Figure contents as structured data
============
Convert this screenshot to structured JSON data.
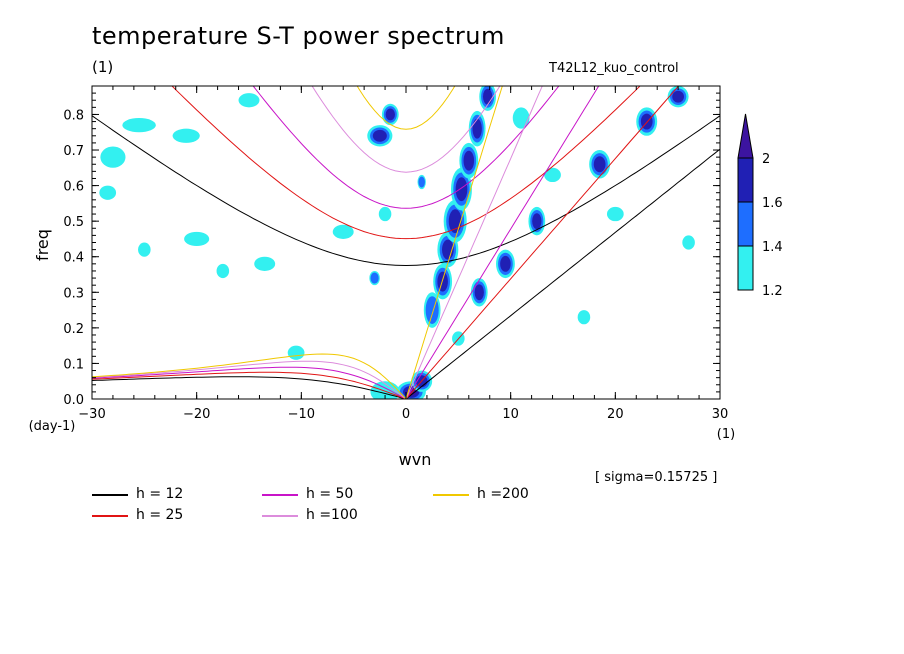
{
  "title": "temperature S-T power spectrum",
  "subtitle_left": "(1)",
  "subtitle_right": "T42L12_kuo_control",
  "sigma_label": "[ sigma=0.15725 ]",
  "chart_data": {
    "type": "heatmap",
    "xlabel": "wvn",
    "ylabel": "freq",
    "x_unit": "(1)",
    "y_unit": "(day-1)",
    "xlim": [
      -30,
      30
    ],
    "ylim": [
      0,
      0.88
    ],
    "x_ticks": [
      -30,
      -20,
      -10,
      0,
      10,
      20,
      30
    ],
    "x_tick_labels": [
      "−30",
      "−20",
      "−10",
      "0",
      "10",
      "20",
      "30"
    ],
    "y_ticks": [
      0,
      0.1,
      0.2,
      0.3,
      0.4,
      0.5,
      0.6,
      0.7,
      0.8
    ],
    "y_tick_labels": [
      "0.0",
      "0.1",
      "0.2",
      "0.3",
      "0.4",
      "0.5",
      "0.6",
      "0.7",
      "0.8"
    ],
    "colorbar": {
      "levels": [
        1.2,
        1.4,
        1.6,
        2
      ],
      "labels": [
        "1.2",
        "1.4",
        "1.6",
        "2"
      ],
      "colors": [
        "#33f0f0",
        "#1e6eff",
        "#2020b4",
        "#3c14a0"
      ]
    },
    "dispersion_curves": [
      {
        "h": 12,
        "label": "h = 12",
        "color": "#000000"
      },
      {
        "h": 25,
        "label": "h = 25",
        "color": "#e11414"
      },
      {
        "h": 50,
        "label": "h = 50",
        "color": "#c814c8"
      },
      {
        "h": 100,
        "label": "h =100",
        "color": "#dc8cdc"
      },
      {
        "h": 200,
        "label": "h =200",
        "color": "#f0c800"
      }
    ],
    "shaded_blobs": [
      {
        "x": 0.5,
        "y": 0.02,
        "rx": 1.4,
        "ry": 0.03,
        "level": 4
      },
      {
        "x": 1.5,
        "y": 0.05,
        "rx": 1.0,
        "ry": 0.03,
        "level": 3
      },
      {
        "x": 2.5,
        "y": 0.25,
        "rx": 0.8,
        "ry": 0.05,
        "level": 2
      },
      {
        "x": 3.5,
        "y": 0.33,
        "rx": 0.9,
        "ry": 0.05,
        "level": 3
      },
      {
        "x": 4.0,
        "y": 0.42,
        "rx": 1.0,
        "ry": 0.05,
        "level": 3
      },
      {
        "x": 4.7,
        "y": 0.5,
        "rx": 1.1,
        "ry": 0.06,
        "level": 3
      },
      {
        "x": 5.3,
        "y": 0.59,
        "rx": 1.0,
        "ry": 0.06,
        "level": 3
      },
      {
        "x": 6.0,
        "y": 0.67,
        "rx": 0.9,
        "ry": 0.05,
        "level": 3
      },
      {
        "x": 6.8,
        "y": 0.76,
        "rx": 0.8,
        "ry": 0.05,
        "level": 3
      },
      {
        "x": 7.8,
        "y": 0.85,
        "rx": 0.8,
        "ry": 0.04,
        "level": 3
      },
      {
        "x": 7.0,
        "y": 0.3,
        "rx": 0.8,
        "ry": 0.04,
        "level": 3
      },
      {
        "x": 9.5,
        "y": 0.38,
        "rx": 0.9,
        "ry": 0.04,
        "level": 3
      },
      {
        "x": 12.5,
        "y": 0.5,
        "rx": 0.8,
        "ry": 0.04,
        "level": 3
      },
      {
        "x": 18.5,
        "y": 0.66,
        "rx": 1.0,
        "ry": 0.04,
        "level": 3
      },
      {
        "x": 23.0,
        "y": 0.78,
        "rx": 1.0,
        "ry": 0.04,
        "level": 3
      },
      {
        "x": 26.0,
        "y": 0.85,
        "rx": 1.0,
        "ry": 0.03,
        "level": 3
      },
      {
        "x": -2.5,
        "y": 0.74,
        "rx": 1.2,
        "ry": 0.03,
        "level": 3
      },
      {
        "x": -1.5,
        "y": 0.8,
        "rx": 0.8,
        "ry": 0.03,
        "level": 3
      },
      {
        "x": 1.5,
        "y": 0.61,
        "rx": 0.4,
        "ry": 0.02,
        "level": 2
      },
      {
        "x": -3.0,
        "y": 0.34,
        "rx": 0.5,
        "ry": 0.02,
        "level": 2
      },
      {
        "x": -10.5,
        "y": 0.13,
        "rx": 0.8,
        "ry": 0.02,
        "level": 1
      },
      {
        "x": -2.0,
        "y": 0.02,
        "rx": 1.4,
        "ry": 0.03,
        "level": 1
      },
      {
        "x": -25.5,
        "y": 0.77,
        "rx": 1.6,
        "ry": 0.02,
        "level": 1
      },
      {
        "x": -21.0,
        "y": 0.74,
        "rx": 1.3,
        "ry": 0.02,
        "level": 1
      },
      {
        "x": -28.0,
        "y": 0.68,
        "rx": 1.2,
        "ry": 0.03,
        "level": 1
      },
      {
        "x": -20.0,
        "y": 0.45,
        "rx": 1.2,
        "ry": 0.02,
        "level": 1
      },
      {
        "x": -15.0,
        "y": 0.84,
        "rx": 1.0,
        "ry": 0.02,
        "level": 1
      },
      {
        "x": -28.5,
        "y": 0.58,
        "rx": 0.8,
        "ry": 0.02,
        "level": 1
      },
      {
        "x": -13.5,
        "y": 0.38,
        "rx": 1.0,
        "ry": 0.02,
        "level": 1
      },
      {
        "x": -6.0,
        "y": 0.47,
        "rx": 1.0,
        "ry": 0.02,
        "level": 1
      },
      {
        "x": -17.5,
        "y": 0.36,
        "rx": 0.6,
        "ry": 0.02,
        "level": 1
      },
      {
        "x": -25.0,
        "y": 0.42,
        "rx": 0.6,
        "ry": 0.02,
        "level": 1
      },
      {
        "x": 11.0,
        "y": 0.79,
        "rx": 0.8,
        "ry": 0.03,
        "level": 1
      },
      {
        "x": 14.0,
        "y": 0.63,
        "rx": 0.8,
        "ry": 0.02,
        "level": 1
      },
      {
        "x": 20.0,
        "y": 0.52,
        "rx": 0.8,
        "ry": 0.02,
        "level": 1
      },
      {
        "x": 27.0,
        "y": 0.44,
        "rx": 0.6,
        "ry": 0.02,
        "level": 1
      },
      {
        "x": 17.0,
        "y": 0.23,
        "rx": 0.6,
        "ry": 0.02,
        "level": 1
      },
      {
        "x": -2.0,
        "y": 0.52,
        "rx": 0.6,
        "ry": 0.02,
        "level": 1
      },
      {
        "x": 5.0,
        "y": 0.17,
        "rx": 0.6,
        "ry": 0.02,
        "level": 1
      }
    ]
  }
}
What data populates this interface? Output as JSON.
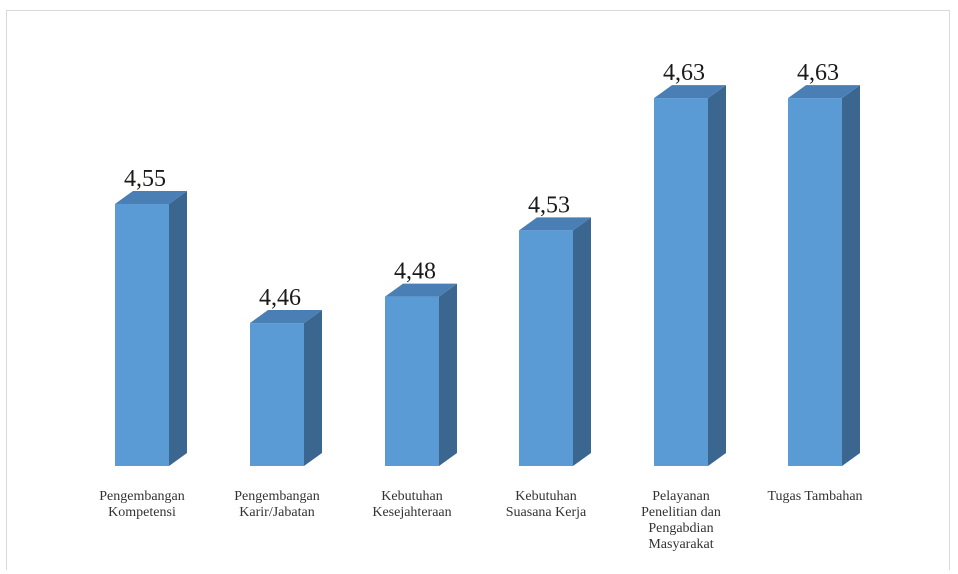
{
  "chart_data": {
    "type": "bar",
    "categories": [
      [
        "Pengembangan",
        "Kompetensi"
      ],
      [
        "Pengembangan",
        "Karir/Jabatan"
      ],
      [
        "Kebutuhan",
        "Kesejahteraan"
      ],
      [
        "Kebutuhan",
        "Suasana Kerja"
      ],
      [
        "Pelayanan",
        "Penelitian dan",
        "Pengabdian",
        "Masyarakat"
      ],
      [
        "Tugas Tambahan"
      ]
    ],
    "values": [
      4.55,
      4.46,
      4.48,
      4.53,
      4.63,
      4.63
    ],
    "value_labels": [
      "4,55",
      "4,46",
      "4,48",
      "4,53",
      "4,63",
      "4,63"
    ],
    "title": "",
    "xlabel": "",
    "ylabel": "",
    "style": "3d-column",
    "grid": false,
    "legend": "none",
    "colors": {
      "front": "#5b9bd5",
      "side": "#3a6690",
      "top": "#4a7fb5"
    }
  }
}
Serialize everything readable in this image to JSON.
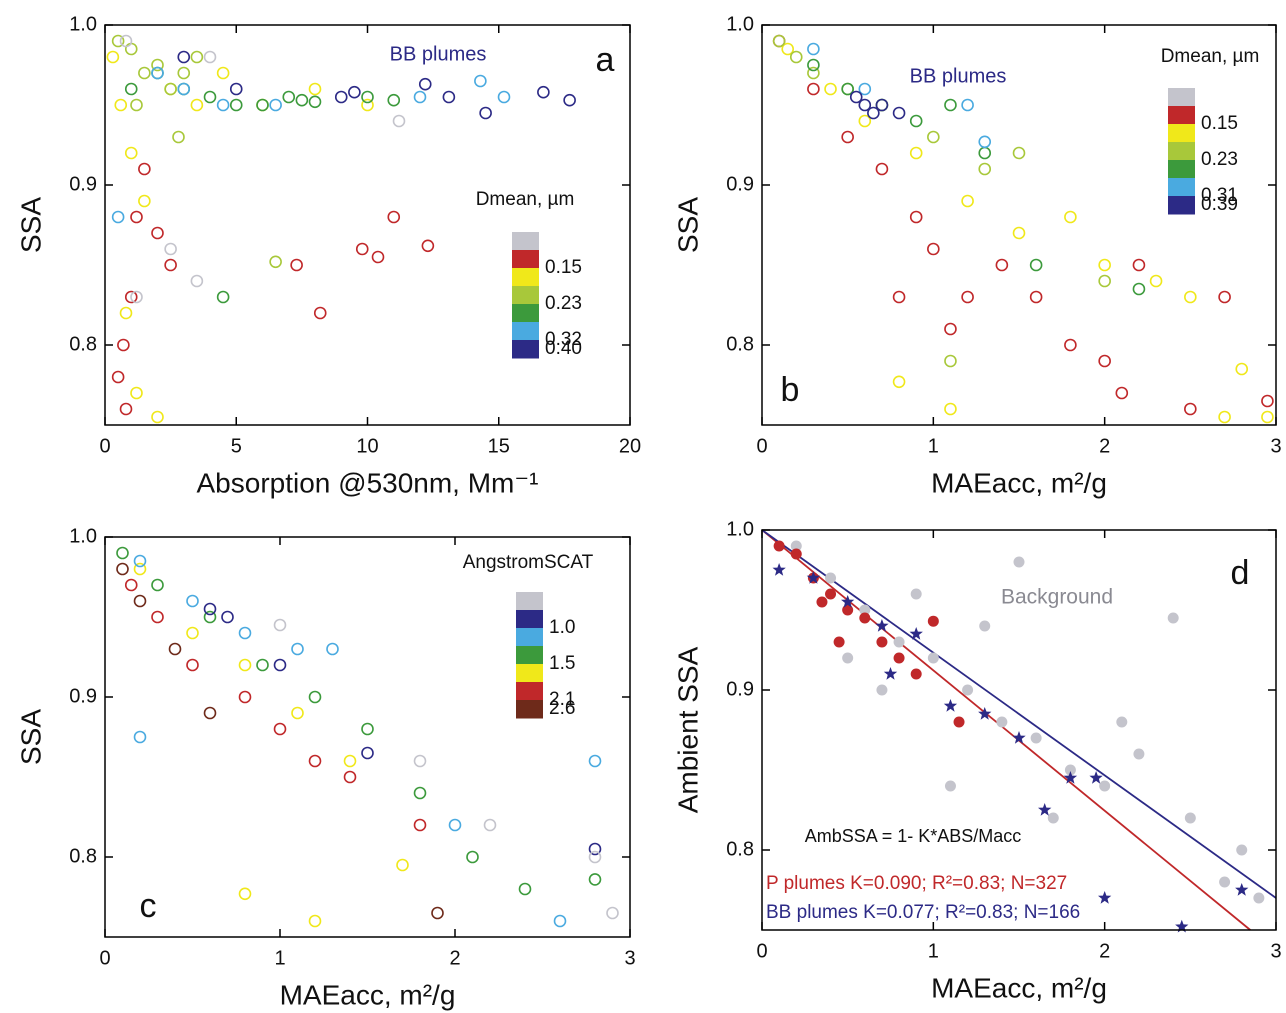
{
  "chart_data": [
    {
      "type": "scatter",
      "panel_label": "a",
      "xlabel": "Absorption @530nm, Mm⁻¹",
      "ylabel": "SSA",
      "xlim": [
        0,
        20
      ],
      "ylim": [
        0.75,
        1.0
      ],
      "xticks": [
        0,
        5,
        10,
        15,
        20
      ],
      "yticks": [
        0.8,
        0.9,
        {
          "value": 1.0,
          "label": "1.0"
        }
      ],
      "marker": "open-circle",
      "colorbar": {
        "title": "Dmean, µm",
        "colors": [
          "#c4c4cc",
          "#c0282a",
          "#f0e81a",
          "#a8c83a",
          "#3c9a3c",
          "#4aaae0",
          "#2c2a86"
        ],
        "ticks": [
          0.15,
          0.23,
          0.32,
          {
            "value": 0.4,
            "label": "0.40"
          }
        ]
      },
      "annotations": [
        {
          "text": "BB plumes",
          "color": "#2c2a86"
        }
      ],
      "series": [
        {
          "color": "#c0282a",
          "x": [
            0.5,
            0.8,
            1.2,
            1.5,
            2.0,
            2.5,
            7.3,
            8.2,
            9.8,
            10.4,
            11.0,
            12.3,
            0.7,
            1.0
          ],
          "y": [
            0.78,
            0.76,
            0.88,
            0.91,
            0.87,
            0.85,
            0.85,
            0.82,
            0.86,
            0.855,
            0.88,
            0.862,
            0.8,
            0.83
          ]
        },
        {
          "color": "#f0e81a",
          "x": [
            0.3,
            0.6,
            1.0,
            1.5,
            2.5,
            3.5,
            4.5,
            6,
            8,
            10,
            0.8,
            1.2,
            2.0
          ],
          "y": [
            0.98,
            0.95,
            0.92,
            0.89,
            0.96,
            0.95,
            0.97,
            0.95,
            0.96,
            0.95,
            0.82,
            0.77,
            0.755
          ]
        },
        {
          "color": "#a8c83a",
          "x": [
            0.5,
            1,
            1.5,
            2,
            2.5,
            3,
            3.5,
            1.2,
            2.8,
            6.5
          ],
          "y": [
            0.99,
            0.985,
            0.97,
            0.975,
            0.96,
            0.97,
            0.98,
            0.95,
            0.93,
            0.852
          ]
        },
        {
          "color": "#3c9a3c",
          "x": [
            1,
            2,
            3,
            4,
            5,
            6,
            7,
            7.5,
            8,
            10,
            11,
            4.5
          ],
          "y": [
            0.96,
            0.97,
            0.96,
            0.955,
            0.95,
            0.95,
            0.955,
            0.953,
            0.952,
            0.955,
            0.953,
            0.83
          ]
        },
        {
          "color": "#4aaae0",
          "x": [
            2,
            3,
            4.5,
            6.5,
            12,
            14.3,
            15.2,
            0.5
          ],
          "y": [
            0.97,
            0.96,
            0.95,
            0.95,
            0.955,
            0.965,
            0.955,
            0.88
          ]
        },
        {
          "color": "#2c2a86",
          "x": [
            3,
            5,
            9,
            9.5,
            12.2,
            13.1,
            14.5,
            16.7,
            17.7
          ],
          "y": [
            0.98,
            0.96,
            0.955,
            0.958,
            0.963,
            0.955,
            0.945,
            0.958,
            0.953
          ]
        },
        {
          "color": "#c4c4cc",
          "x": [
            1.2,
            2.5,
            3.5,
            11.2,
            4,
            0.8
          ],
          "y": [
            0.83,
            0.86,
            0.84,
            0.94,
            0.98,
            0.99
          ]
        }
      ]
    },
    {
      "type": "scatter",
      "panel_label": "b",
      "xlabel": "MAEacc, m²/g",
      "ylabel": "SSA",
      "xlim": [
        0,
        3
      ],
      "ylim": [
        0.75,
        1.0
      ],
      "xticks": [
        0,
        1,
        2,
        3
      ],
      "yticks": [
        0.8,
        0.9,
        {
          "value": 1.0,
          "label": "1.0"
        }
      ],
      "marker": "open-circle",
      "colorbar": {
        "title": "Dmean, µm",
        "colors": [
          "#c4c4cc",
          "#c0282a",
          "#f0e81a",
          "#a8c83a",
          "#3c9a3c",
          "#4aaae0",
          "#2c2a86"
        ],
        "ticks": [
          0.15,
          0.23,
          0.31,
          0.39
        ]
      },
      "annotations": [
        {
          "text": "BB plumes",
          "color": "#2c2a86"
        }
      ],
      "series": [
        {
          "color": "#c0282a",
          "x": [
            0.1,
            0.3,
            0.5,
            0.7,
            0.9,
            1.0,
            1.2,
            1.4,
            1.6,
            1.8,
            2.0,
            2.1,
            2.2,
            2.5,
            2.7,
            2.95,
            0.8,
            1.1
          ],
          "y": [
            0.99,
            0.96,
            0.93,
            0.91,
            0.88,
            0.86,
            0.83,
            0.85,
            0.83,
            0.8,
            0.79,
            0.77,
            0.85,
            0.76,
            0.83,
            0.765,
            0.83,
            0.81
          ]
        },
        {
          "color": "#f0e81a",
          "x": [
            0.15,
            0.4,
            0.6,
            0.9,
            1.2,
            1.5,
            1.8,
            2.0,
            2.3,
            2.5,
            2.8,
            1.1,
            0.8,
            2.7,
            2.95
          ],
          "y": [
            0.985,
            0.96,
            0.94,
            0.92,
            0.89,
            0.87,
            0.88,
            0.85,
            0.84,
            0.83,
            0.785,
            0.76,
            0.777,
            0.755,
            0.755
          ]
        },
        {
          "color": "#a8c83a",
          "x": [
            0.1,
            0.2,
            0.3,
            0.5,
            0.7,
            1.0,
            1.3,
            1.5,
            2.0,
            1.1
          ],
          "y": [
            0.99,
            0.98,
            0.97,
            0.96,
            0.95,
            0.93,
            0.91,
            0.92,
            0.84,
            0.79
          ]
        },
        {
          "color": "#3c9a3c",
          "x": [
            0.3,
            0.5,
            0.7,
            0.9,
            1.1,
            1.3,
            2.2,
            1.6
          ],
          "y": [
            0.975,
            0.96,
            0.95,
            0.94,
            0.95,
            0.92,
            0.835,
            0.85
          ]
        },
        {
          "color": "#4aaae0",
          "x": [
            0.3,
            0.6,
            1.2,
            1.3
          ],
          "y": [
            0.985,
            0.96,
            0.95,
            0.927
          ]
        },
        {
          "color": "#2c2a86",
          "x": [
            0.55,
            0.6,
            0.65,
            0.7,
            0.8
          ],
          "y": [
            0.955,
            0.95,
            0.945,
            0.95,
            0.945
          ]
        }
      ]
    },
    {
      "type": "scatter",
      "panel_label": "c",
      "xlabel": "MAEacc, m²/g",
      "ylabel": "SSA",
      "xlim": [
        0,
        3
      ],
      "ylim": [
        0.75,
        1.0
      ],
      "xticks": [
        0,
        1,
        2,
        3
      ],
      "yticks": [
        0.8,
        0.9,
        {
          "value": 1.0,
          "label": "1.0"
        }
      ],
      "marker": "open-circle",
      "colorbar": {
        "title": "AngstromSCAT",
        "colors": [
          "#c4c4cc",
          "#2c2a86",
          "#4aaae0",
          "#3c9a3c",
          "#f0e81a",
          "#c0282a",
          "#6e2a1a"
        ],
        "ticks": [
          {
            "value": 1.0,
            "label": "1.0"
          },
          1.5,
          2.1,
          2.6
        ]
      },
      "annotations": [],
      "series": [
        {
          "color": "#6e2a1a",
          "x": [
            0.1,
            0.2,
            0.4,
            0.6,
            1.9
          ],
          "y": [
            0.98,
            0.96,
            0.93,
            0.89,
            0.765
          ]
        },
        {
          "color": "#c0282a",
          "x": [
            0.15,
            0.3,
            0.5,
            0.8,
            1.0,
            1.2,
            1.4,
            1.8
          ],
          "y": [
            0.97,
            0.95,
            0.92,
            0.9,
            0.88,
            0.86,
            0.85,
            0.82
          ]
        },
        {
          "color": "#f0e81a",
          "x": [
            0.2,
            0.5,
            0.8,
            1.1,
            1.4,
            0.8,
            1.2,
            1.7
          ],
          "y": [
            0.98,
            0.94,
            0.92,
            0.89,
            0.86,
            0.777,
            0.76,
            0.795
          ]
        },
        {
          "color": "#3c9a3c",
          "x": [
            0.1,
            0.3,
            0.6,
            0.9,
            1.2,
            1.5,
            1.8,
            2.1,
            2.4,
            2.8
          ],
          "y": [
            0.99,
            0.97,
            0.95,
            0.92,
            0.9,
            0.88,
            0.84,
            0.8,
            0.78,
            0.786
          ]
        },
        {
          "color": "#4aaae0",
          "x": [
            0.2,
            0.5,
            0.8,
            1.1,
            1.3,
            2.0,
            2.6,
            2.8,
            0.2
          ],
          "y": [
            0.985,
            0.96,
            0.94,
            0.93,
            0.93,
            0.82,
            0.76,
            0.86,
            0.875
          ]
        },
        {
          "color": "#2c2a86",
          "x": [
            0.6,
            0.7,
            1.0,
            1.5,
            2.8
          ],
          "y": [
            0.955,
            0.95,
            0.92,
            0.865,
            0.805
          ]
        },
        {
          "color": "#c4c4cc",
          "x": [
            1.0,
            1.8,
            2.2,
            2.8,
            2.9
          ],
          "y": [
            0.945,
            0.86,
            0.82,
            0.8,
            0.765
          ]
        }
      ]
    },
    {
      "type": "scatter",
      "panel_label": "d",
      "xlabel": "MAEacc, m²/g",
      "ylabel": "Ambient SSA",
      "xlim": [
        0,
        3
      ],
      "ylim": [
        0.75,
        1.0
      ],
      "xticks": [
        0,
        1,
        2,
        3
      ],
      "yticks": [
        0.8,
        0.9,
        {
          "value": 1.0,
          "label": "1.0"
        }
      ],
      "annotations": [
        {
          "text": "Background",
          "color": "#8a8a92"
        },
        {
          "text": "AmbSSA = 1- K*ABS/Macc",
          "color": "#111111"
        },
        {
          "text": "P plumes K=0.090; R²=0.83; N=327",
          "color": "#c0282a"
        },
        {
          "text": "BB plumes  K=0.077; R²=0.83; N=166",
          "color": "#2c2a86"
        }
      ],
      "lines": [
        {
          "color": "#c0282a",
          "x": [
            0,
            2.85
          ],
          "y": [
            1.0,
            0.75
          ]
        },
        {
          "color": "#2c2a86",
          "x": [
            0,
            3
          ],
          "y": [
            1.0,
            0.77
          ]
        }
      ],
      "series": [
        {
          "color": "#c4c4cc",
          "marker": "filled-circle",
          "x": [
            0.2,
            0.4,
            0.6,
            0.8,
            1.0,
            1.2,
            1.4,
            1.6,
            1.8,
            2.0,
            2.2,
            2.5,
            2.8,
            0.5,
            0.9,
            1.3,
            1.7,
            2.1,
            2.4,
            2.7,
            1.5,
            0.7,
            1.1,
            2.9
          ],
          "y": [
            0.99,
            0.97,
            0.95,
            0.93,
            0.92,
            0.9,
            0.88,
            0.87,
            0.85,
            0.84,
            0.86,
            0.82,
            0.8,
            0.92,
            0.96,
            0.94,
            0.82,
            0.88,
            0.945,
            0.78,
            0.98,
            0.9,
            0.84,
            0.77
          ]
        },
        {
          "color": "#c0282a",
          "marker": "filled-circle",
          "x": [
            0.1,
            0.2,
            0.3,
            0.4,
            0.5,
            0.6,
            0.7,
            0.8,
            0.9,
            1.0,
            1.15,
            0.45,
            0.35
          ],
          "y": [
            0.99,
            0.985,
            0.97,
            0.96,
            0.95,
            0.945,
            0.93,
            0.92,
            0.91,
            0.943,
            0.88,
            0.93,
            0.955
          ]
        },
        {
          "color": "#2c2a86",
          "marker": "star",
          "x": [
            0.1,
            0.3,
            0.5,
            0.7,
            0.9,
            1.1,
            1.3,
            1.5,
            1.8,
            1.95,
            2.0,
            2.8,
            2.45,
            0.75,
            1.65
          ],
          "y": [
            0.975,
            0.97,
            0.955,
            0.94,
            0.935,
            0.89,
            0.885,
            0.87,
            0.845,
            0.845,
            0.77,
            0.775,
            0.752,
            0.91,
            0.825
          ]
        }
      ]
    }
  ]
}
============
Short exercise: Copy each line of the entries that includes the word "JSON".

Final answer:
Convert this screenshot to structured JSON data.
What data populates this interface? Output as JSON.
Serialize everything readable in this image to JSON.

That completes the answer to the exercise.